YOUR OBJECTIVE: Please set down all the lines beneath this one exactly, without the pictures.

RECORD LIST:
###

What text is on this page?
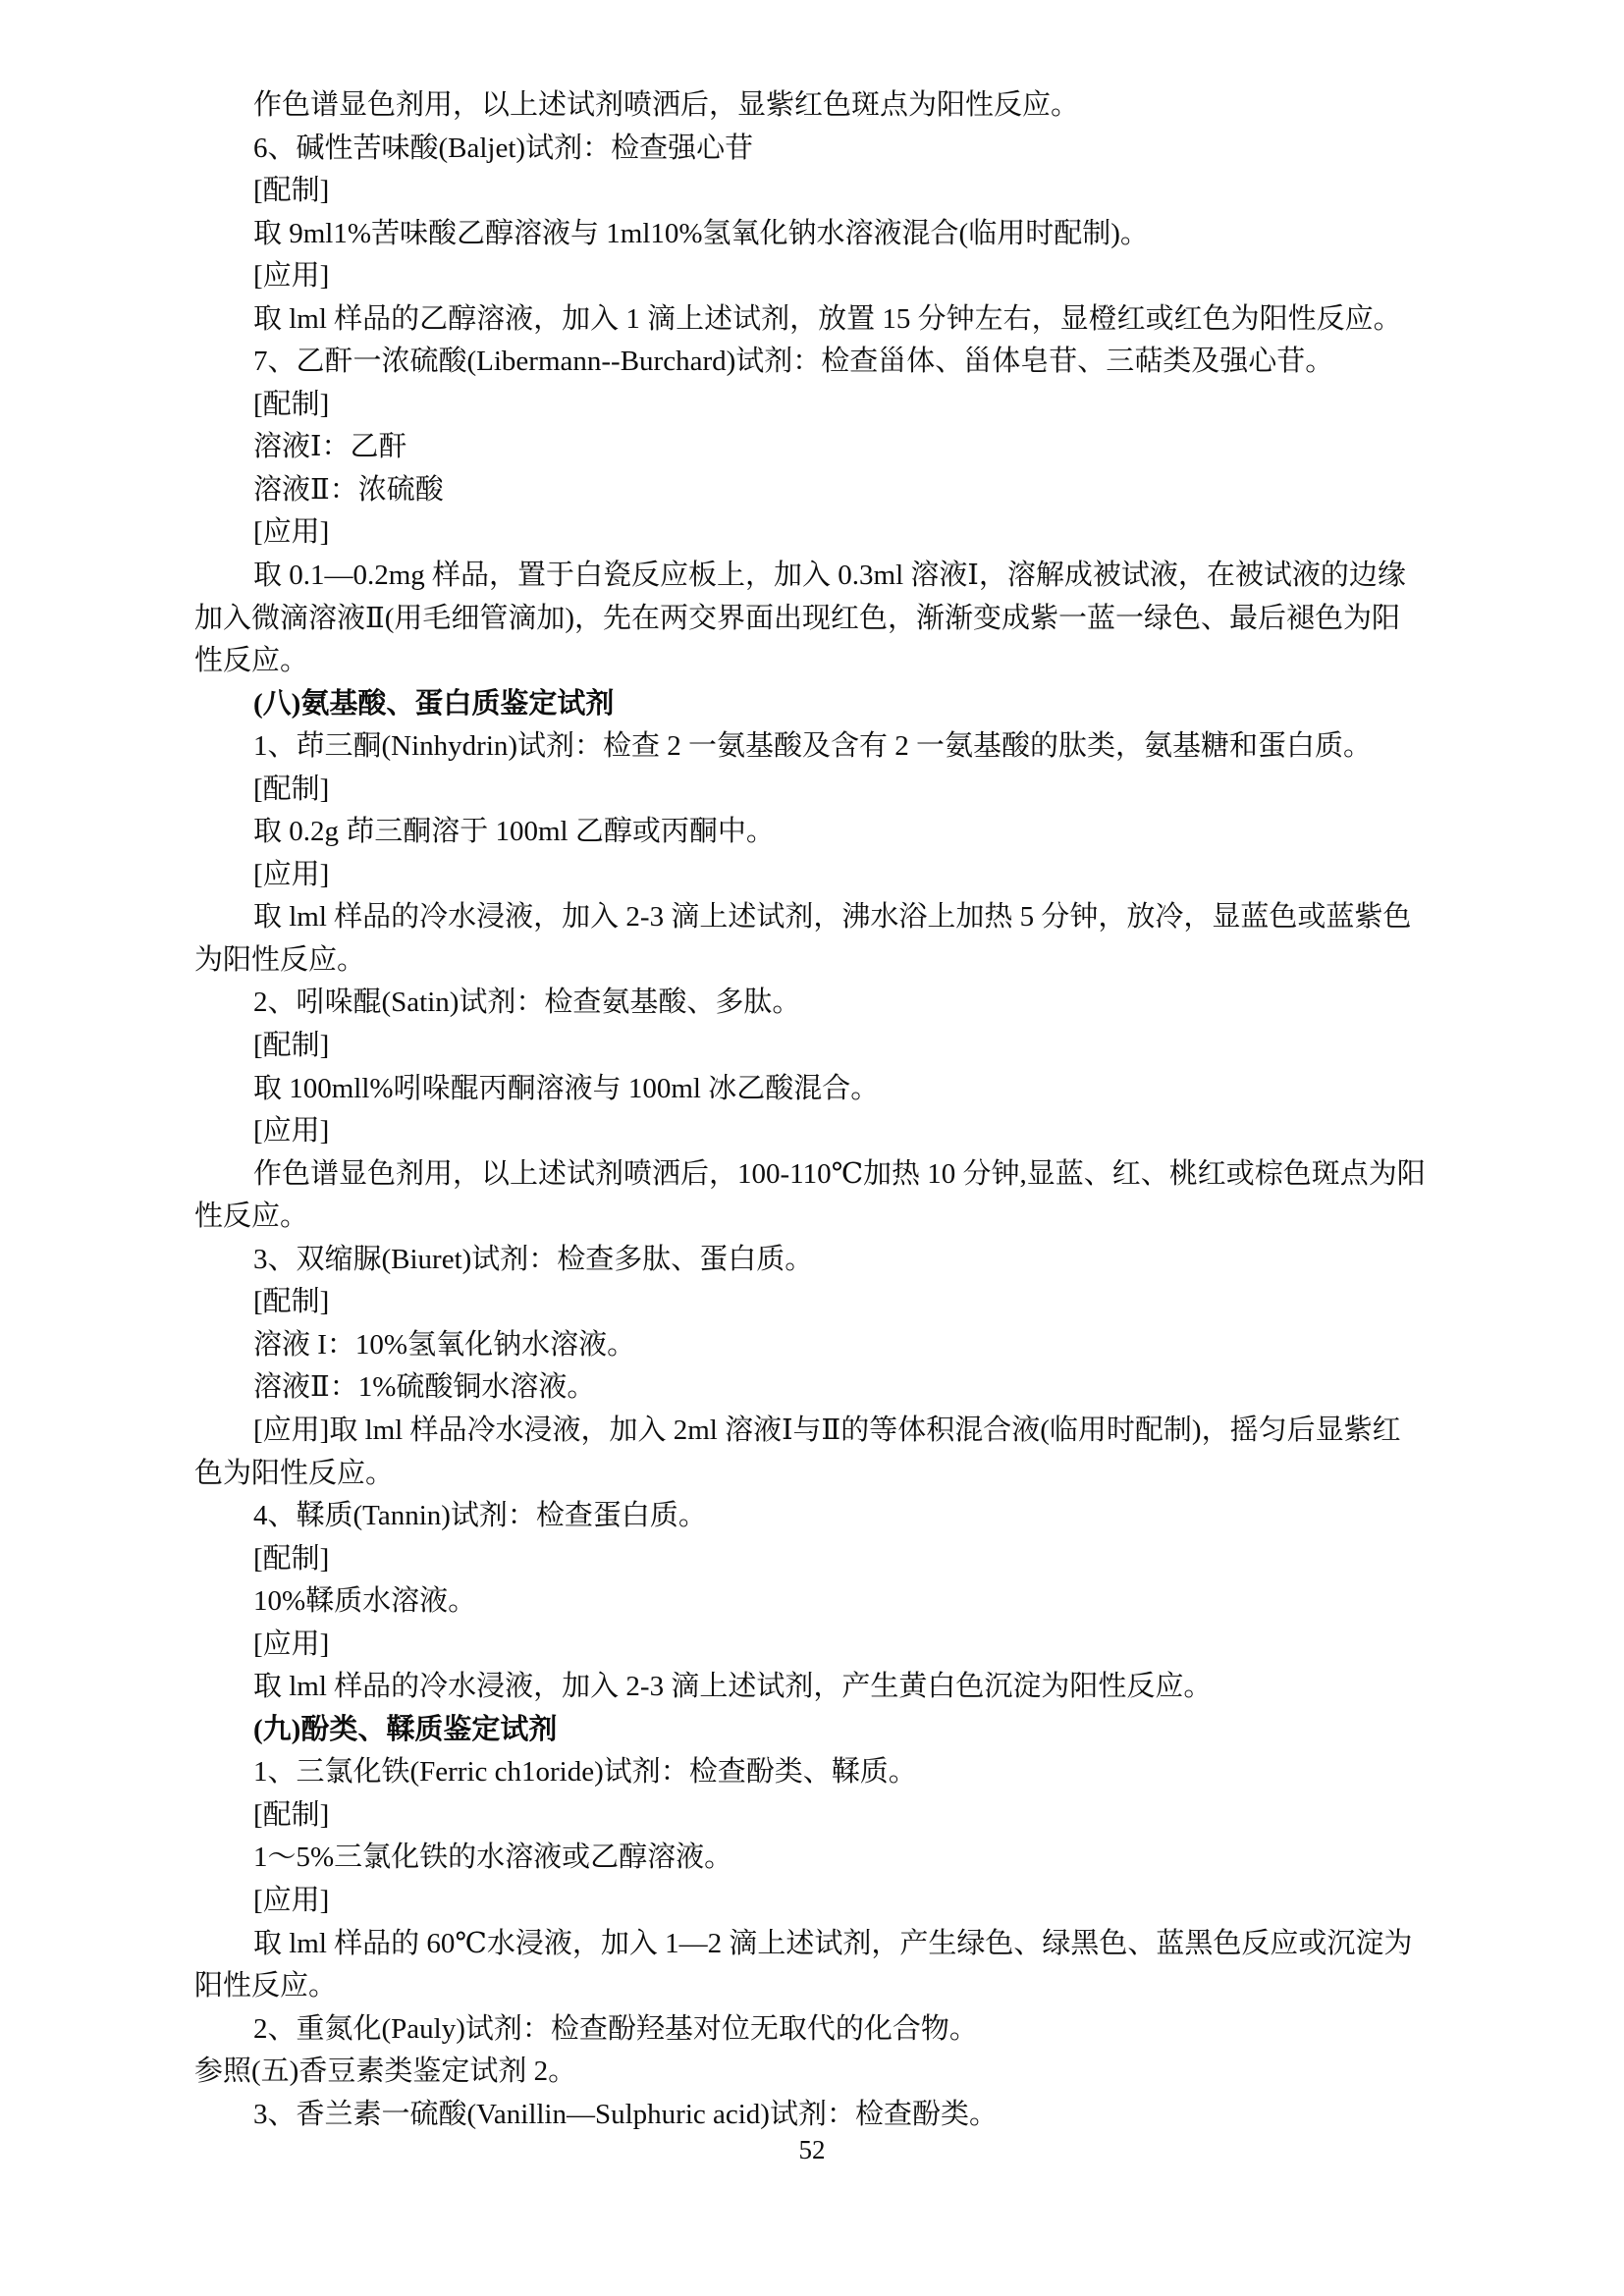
作色谱显色剂用，以上述试剂喷洒后，显紫红色斑点为阳性反应。
6、碱性苦味酸(Baljet)试剂：检查强心苷
[配制]
取 9ml1%苦味酸乙醇溶液与 1ml10%氢氧化钠水溶液混合(临用时配制)。
[应用]
取 lml 样品的乙醇溶液，加入 1 滴上述试剂，放置 15 分钟左右，显橙红或红色为阳性反应。
7、乙酐一浓硫酸(Libermann--Burchard)试剂：检查甾体、甾体皂苷、三萜类及强心苷。
[配制]
溶液Ⅰ：乙酐
溶液Ⅱ：浓硫酸
[应用]
取 0.1—0.2mg 样品，置于白瓷反应板上，加入 0.3ml 溶液Ⅰ，溶解成被试液，在被试液的边缘
加入微滴溶液Ⅱ(用毛细管滴加)，先在两交界面出现红色，渐渐变成紫一蓝一绿色、最后褪色为阳
性反应。
(八)氨基酸、蛋白质鉴定试剂
1、茚三酮(Ninhydrin)试剂：检查 2 一氨基酸及含有 2 一氨基酸的肽类，氨基糖和蛋白质。
[配制]
取 0.2g 茚三酮溶于 100ml 乙醇或丙酮中。
[应用]
取 lml 样品的冷水浸液，加入 2-3 滴上述试剂，沸水浴上加热 5 分钟，放冷，显蓝色或蓝紫色
为阳性反应。
2、吲哚醌(Satin)试剂：检查氨基酸、多肽。
[配制]
取 100mll%吲哚醌丙酮溶液与 100ml 冰乙酸混合。
[应用]
作色谱显色剂用，以上述试剂喷洒后，100-110℃加热 10 分钟,显蓝、红、桃红或棕色斑点为阳
性反应。
3、双缩脲(Biuret)试剂：检查多肽、蛋白质。
[配制]
溶液 I：10%氢氧化钠水溶液。
溶液Ⅱ：1%硫酸铜水溶液。
[应用]取 lml 样品冷水浸液，加入 2ml 溶液Ⅰ与Ⅱ的等体积混合液(临用时配制)，摇匀后显紫红
色为阳性反应。
4、鞣质(Tannin)试剂：检查蛋白质。
[配制]
10%鞣质水溶液。
[应用]
取 lml 样品的冷水浸液，加入 2-3 滴上述试剂，产生黄白色沉淀为阳性反应。
(九)酚类、鞣质鉴定试剂
1、三氯化铁(Ferric ch1oride)试剂：检查酚类、鞣质。
[配制]
1～5%三氯化铁的水溶液或乙醇溶液。
[应用]
取 lml 样品的 60℃水浸液，加入 1—2 滴上述试剂，产生绿色、绿黑色、蓝黑色反应或沉淀为
阳性反应。
2、重氮化(Pauly)试剂：检查酚羟基对位无取代的化合物。
参照(五)香豆素类鉴定试剂 2。
3、香兰素一硫酸(Vanillin—Sulphuric acid)试剂：检查酚类。
52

###

RESPONSE TO THE TASK:
What text is on this page?
作色谱显色剂用，以上述试剂喷洒后，显紫红色斑点为阳性反应。
6、碱性苦味酸(Baljet)试剂：检查强心苷
[配制]
取 9ml1%苦味酸乙醇溶液与 1ml10%氢氧化钠水溶液混合(临用时配制)。
[应用]
取 lml 样品的乙醇溶液，加入 1 滴上述试剂，放置 15 分钟左右，显橙红或红色为阳性反应。
7、乙酐一浓硫酸(Libermann--Burchard)试剂：检查甾体、甾体皂苷、三萜类及强心苷。
[配制]
溶液Ⅰ：乙酐
溶液Ⅱ：浓硫酸
[应用]
取 0.1—0.2mg 样品，置于白瓷反应板上，加入 0.3ml 溶液Ⅰ，溶解成被试液，在被试液的边缘
加入微滴溶液Ⅱ(用毛细管滴加)，先在两交界面出现红色，渐渐变成紫一蓝一绿色、最后褪色为阳
性反应。
(八)氨基酸、蛋白质鉴定试剂
1、茚三酮(Ninhydrin)试剂：检查 2 一氨基酸及含有 2 一氨基酸的肽类，氨基糖和蛋白质。
[配制]
取 0.2g 茚三酮溶于 100ml 乙醇或丙酮中。
[应用]
取 lml 样品的冷水浸液，加入 2-3 滴上述试剂，沸水浴上加热 5 分钟，放冷，显蓝色或蓝紫色
为阳性反应。
2、吲哚醌(Satin)试剂：检查氨基酸、多肽。
[配制]
取 100mll%吲哚醌丙酮溶液与 100ml 冰乙酸混合。
[应用]
作色谱显色剂用，以上述试剂喷洒后，100-110℃加热 10 分钟,显蓝、红、桃红或棕色斑点为阳
性反应。
3、双缩脲(Biuret)试剂：检查多肽、蛋白质。
[配制]
溶液 I：10%氢氧化钠水溶液。
溶液Ⅱ：1%硫酸铜水溶液。
[应用]取 lml 样品冷水浸液，加入 2ml 溶液Ⅰ与Ⅱ的等体积混合液(临用时配制)，摇匀后显紫红
色为阳性反应。
4、鞣质(Tannin)试剂：检查蛋白质。
[配制]
10%鞣质水溶液。
[应用]
取 lml 样品的冷水浸液，加入 2-3 滴上述试剂，产生黄白色沉淀为阳性反应。
(九)酚类、鞣质鉴定试剂
1、三氯化铁(Ferric ch1oride)试剂：检查酚类、鞣质。
[配制]
1～5%三氯化铁的水溶液或乙醇溶液。
[应用]
取 lml 样品的 60℃水浸液，加入 1—2 滴上述试剂，产生绿色、绿黑色、蓝黑色反应或沉淀为
阳性反应。
2、重氮化(Pauly)试剂：检查酚羟基对位无取代的化合物。
参照(五)香豆素类鉴定试剂 2。
3、香兰素一硫酸(Vanillin—Sulphuric acid)试剂：检查酚类。
52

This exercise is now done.